§ The request:
Copy each of the rows below without changing anything.

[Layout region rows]

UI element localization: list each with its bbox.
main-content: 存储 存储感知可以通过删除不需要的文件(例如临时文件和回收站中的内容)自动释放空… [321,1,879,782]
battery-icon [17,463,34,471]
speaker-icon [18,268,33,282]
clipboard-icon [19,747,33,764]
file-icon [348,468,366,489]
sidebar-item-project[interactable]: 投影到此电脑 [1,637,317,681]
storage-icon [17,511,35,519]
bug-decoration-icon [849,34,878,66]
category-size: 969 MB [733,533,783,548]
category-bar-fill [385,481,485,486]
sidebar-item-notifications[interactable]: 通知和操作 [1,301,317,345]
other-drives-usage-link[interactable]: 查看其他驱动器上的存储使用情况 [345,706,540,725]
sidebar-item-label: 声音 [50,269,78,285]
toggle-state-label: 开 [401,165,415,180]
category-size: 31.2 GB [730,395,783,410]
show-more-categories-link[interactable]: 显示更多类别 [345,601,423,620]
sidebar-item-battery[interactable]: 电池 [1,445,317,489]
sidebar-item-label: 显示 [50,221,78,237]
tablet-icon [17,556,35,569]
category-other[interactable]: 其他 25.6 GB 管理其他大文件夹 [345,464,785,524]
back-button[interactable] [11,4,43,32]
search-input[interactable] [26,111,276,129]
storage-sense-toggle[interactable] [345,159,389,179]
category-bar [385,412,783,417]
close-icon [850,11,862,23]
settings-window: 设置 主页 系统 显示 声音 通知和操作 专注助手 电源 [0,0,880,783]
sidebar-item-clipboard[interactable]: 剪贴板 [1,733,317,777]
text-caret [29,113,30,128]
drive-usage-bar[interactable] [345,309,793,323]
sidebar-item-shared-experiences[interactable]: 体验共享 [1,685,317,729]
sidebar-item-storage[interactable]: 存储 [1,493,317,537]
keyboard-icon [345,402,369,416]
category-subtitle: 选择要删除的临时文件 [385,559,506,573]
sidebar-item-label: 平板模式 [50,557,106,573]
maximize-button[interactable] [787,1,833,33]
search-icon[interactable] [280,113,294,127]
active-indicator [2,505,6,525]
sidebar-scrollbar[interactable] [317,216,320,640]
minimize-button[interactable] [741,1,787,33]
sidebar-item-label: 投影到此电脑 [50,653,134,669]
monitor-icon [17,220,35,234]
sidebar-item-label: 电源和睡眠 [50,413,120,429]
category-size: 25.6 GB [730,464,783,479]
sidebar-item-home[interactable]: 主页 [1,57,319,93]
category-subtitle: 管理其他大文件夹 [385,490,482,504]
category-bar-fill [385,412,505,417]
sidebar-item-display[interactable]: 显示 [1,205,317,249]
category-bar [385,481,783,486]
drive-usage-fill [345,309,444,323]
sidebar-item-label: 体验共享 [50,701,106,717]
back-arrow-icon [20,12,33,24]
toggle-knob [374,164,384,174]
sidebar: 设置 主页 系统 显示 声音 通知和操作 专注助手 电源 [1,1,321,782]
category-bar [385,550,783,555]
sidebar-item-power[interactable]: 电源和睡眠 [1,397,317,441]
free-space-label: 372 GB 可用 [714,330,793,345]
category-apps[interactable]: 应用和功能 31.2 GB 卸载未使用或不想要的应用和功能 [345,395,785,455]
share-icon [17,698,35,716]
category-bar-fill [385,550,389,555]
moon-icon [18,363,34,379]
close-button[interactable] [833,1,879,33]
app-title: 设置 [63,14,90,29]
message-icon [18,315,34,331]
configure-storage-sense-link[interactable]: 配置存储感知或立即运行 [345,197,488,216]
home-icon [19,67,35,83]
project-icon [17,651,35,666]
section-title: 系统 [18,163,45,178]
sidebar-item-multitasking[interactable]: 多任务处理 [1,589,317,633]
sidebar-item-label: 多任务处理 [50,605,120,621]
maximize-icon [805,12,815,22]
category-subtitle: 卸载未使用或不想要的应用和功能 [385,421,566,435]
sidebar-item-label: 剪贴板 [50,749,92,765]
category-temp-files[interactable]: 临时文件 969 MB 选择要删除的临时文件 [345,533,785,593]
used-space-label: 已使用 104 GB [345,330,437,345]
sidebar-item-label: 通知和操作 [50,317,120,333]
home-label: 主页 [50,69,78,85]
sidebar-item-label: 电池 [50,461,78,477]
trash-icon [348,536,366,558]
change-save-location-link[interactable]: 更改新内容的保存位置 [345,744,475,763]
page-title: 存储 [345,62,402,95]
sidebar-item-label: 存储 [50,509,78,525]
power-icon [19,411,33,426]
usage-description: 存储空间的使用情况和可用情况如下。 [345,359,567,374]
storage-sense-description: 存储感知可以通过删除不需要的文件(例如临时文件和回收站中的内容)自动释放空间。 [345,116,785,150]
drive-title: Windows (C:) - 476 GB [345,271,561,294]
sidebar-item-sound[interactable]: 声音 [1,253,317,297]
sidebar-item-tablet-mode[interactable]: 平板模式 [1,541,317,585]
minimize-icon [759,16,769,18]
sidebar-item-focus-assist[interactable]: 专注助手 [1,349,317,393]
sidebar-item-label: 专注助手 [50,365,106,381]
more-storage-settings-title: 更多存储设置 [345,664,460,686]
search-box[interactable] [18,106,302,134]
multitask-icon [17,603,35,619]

§ Correct response:
UI element localization: list each with its bbox.
main-content: 存储 存储感知可以通过删除不需要的文件(例如临时文件和回收站中的内容)自动释放空… [321,1,879,782]
battery-icon [17,463,34,471]
speaker-icon [18,268,33,282]
clipboard-icon [19,747,33,764]
file-icon [348,468,366,489]
sidebar-item-project[interactable]: 投影到此电脑 [1,637,317,681]
storage-icon [17,511,35,519]
bug-decoration-icon [849,34,878,66]
category-size: 969 MB [733,533,783,548]
category-bar-fill [385,481,485,486]
sidebar-item-notifications[interactable]: 通知和操作 [1,301,317,345]
other-drives-usage-link[interactable]: 查看其他驱动器上的存储使用情况 [345,706,540,725]
sidebar-item-label: 声音 [50,269,78,285]
toggle-state-label: 开 [401,165,415,180]
category-size: 31.2 GB [730,395,783,410]
show-more-categories-link[interactable]: 显示更多类别 [345,601,423,620]
sidebar-item-battery[interactable]: 电池 [1,445,317,489]
sidebar-item-label: 显示 [50,221,78,237]
tablet-icon [17,556,35,569]
category-other[interactable]: 其他 25.6 GB 管理其他大文件夹 [345,464,785,524]
back-button[interactable] [11,4,43,32]
search-input[interactable] [26,111,276,129]
storage-sense-toggle[interactable] [345,159,389,179]
category-bar [385,412,783,417]
close-icon [850,11,862,23]
settings-window: 设置 主页 系统 显示 声音 通知和操作 专注助手 电源 [0,0,880,783]
sidebar-item-clipboard[interactable]: 剪贴板 [1,733,317,777]
text-caret [29,113,30,128]
drive-usage-bar[interactable] [345,309,793,323]
sidebar-item-shared-experiences[interactable]: 体验共享 [1,685,317,729]
sidebar-item-storage[interactable]: 存储 [1,493,317,537]
keyboard-icon [345,402,369,416]
category-subtitle: 选择要删除的临时文件 [385,559,506,573]
sidebar-item-label: 平板模式 [50,557,106,573]
maximize-button[interactable] [787,1,833,33]
search-icon[interactable] [280,113,294,127]
active-indicator [2,505,6,525]
sidebar-scrollbar[interactable] [317,216,320,640]
minimize-button[interactable] [741,1,787,33]
sidebar-item-label: 投影到此电脑 [50,653,134,669]
monitor-icon [17,220,35,234]
sidebar-item-label: 电源和睡眠 [50,413,120,429]
category-size: 25.6 GB [730,464,783,479]
sidebar-item-home[interactable]: 主页 [1,57,319,93]
category-subtitle: 管理其他大文件夹 [385,490,482,504]
category-bar-fill [385,412,505,417]
sidebar-item-display[interactable]: 显示 [1,205,317,249]
category-bar [385,481,783,486]
drive-usage-fill [345,309,444,323]
sidebar-item-label: 体验共享 [50,701,106,717]
back-arrow-icon [20,12,33,24]
toggle-knob [374,164,384,174]
sidebar: 设置 主页 系统 显示 声音 通知和操作 专注助手 电源 [1,1,321,782]
category-bar [385,550,783,555]
sidebar-item-power[interactable]: 电源和睡眠 [1,397,317,441]
free-space-label: 372 GB 可用 [714,330,793,345]
category-apps[interactable]: 应用和功能 31.2 GB 卸载未使用或不想要的应用和功能 [345,395,785,455]
share-icon [17,698,35,716]
category-bar-fill [385,550,389,555]
moon-icon [18,363,34,379]
close-button[interactable] [833,1,879,33]
app-title: 设置 [63,14,90,29]
message-icon [18,315,34,331]
configure-storage-sense-link[interactable]: 配置存储感知或立即运行 [345,197,488,216]
home-icon [19,67,35,83]
project-icon [17,651,35,666]
section-title: 系统 [18,163,45,178]
sidebar-item-multitasking[interactable]: 多任务处理 [1,589,317,633]
sidebar-item-label: 多任务处理 [50,605,120,621]
maximize-icon [805,12,815,22]
category-subtitle: 卸载未使用或不想要的应用和功能 [385,421,566,435]
sidebar-item-label: 剪贴板 [50,749,92,765]
category-temp-files[interactable]: 临时文件 969 MB 选择要删除的临时文件 [345,533,785,593]
used-space-label: 已使用 104 GB [345,330,437,345]
sidebar-item-label: 通知和操作 [50,317,120,333]
home-label: 主页 [50,69,78,85]
sidebar-item-label: 电池 [50,461,78,477]
trash-icon [348,536,366,558]
change-save-location-link[interactable]: 更改新内容的保存位置 [345,744,475,763]
page-title: 存储 [345,62,402,95]
sidebar-item-label: 存储 [50,509,78,525]
power-icon [19,411,33,426]
usage-description: 存储空间的使用情况和可用情况如下。 [345,359,567,374]
storage-sense-description: 存储感知可以通过删除不需要的文件(例如临时文件和回收站中的内容)自动释放空间。 [345,116,785,150]
drive-title: Windows (C:) - 476 GB [345,271,561,294]
sidebar-item-sound[interactable]: 声音 [1,253,317,297]
sidebar-item-tablet-mode[interactable]: 平板模式 [1,541,317,585]
minimize-icon [759,16,769,18]
sidebar-item-focus-assist[interactable]: 专注助手 [1,349,317,393]
sidebar-item-label: 专注助手 [50,365,106,381]
more-storage-settings-title: 更多存储设置 [345,664,460,686]
search-box[interactable] [18,106,302,134]
multitask-icon [17,603,35,619]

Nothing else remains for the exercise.